*GIVEN REQUEST*
Repeat every record below exactly as written.

-- START --

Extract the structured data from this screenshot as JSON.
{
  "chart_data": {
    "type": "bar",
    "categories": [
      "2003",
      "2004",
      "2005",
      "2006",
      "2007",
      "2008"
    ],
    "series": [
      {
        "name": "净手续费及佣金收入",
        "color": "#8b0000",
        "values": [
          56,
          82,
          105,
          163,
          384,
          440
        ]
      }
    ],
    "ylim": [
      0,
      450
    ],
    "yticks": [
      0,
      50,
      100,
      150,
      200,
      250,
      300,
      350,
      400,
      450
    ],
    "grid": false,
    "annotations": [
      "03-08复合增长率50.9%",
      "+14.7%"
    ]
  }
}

-- END --

*SOLUTION FOR THIS PROBLEM*
Extract the structured data from this screenshot as JSON.
{
  "chart_data": {
    "type": "bar",
    "categories": [
      "2003",
      "2004",
      "2005",
      "2006",
      "2007",
      "2008"
    ],
    "series": [
      {
        "name": "净手续费及佣金收入",
        "color": "#8b0000",
        "values": [
          56,
          82,
          105,
          163,
          384,
          440
        ]
      }
    ],
    "ylim": [
      0,
      450
    ],
    "yticks": [
      0,
      50,
      100,
      150,
      200,
      250,
      300,
      350,
      400,
      450
    ],
    "grid": false,
    "annotations": [
      "03-08复合增长率50.9%",
      "+14.7%"
    ]
  }
}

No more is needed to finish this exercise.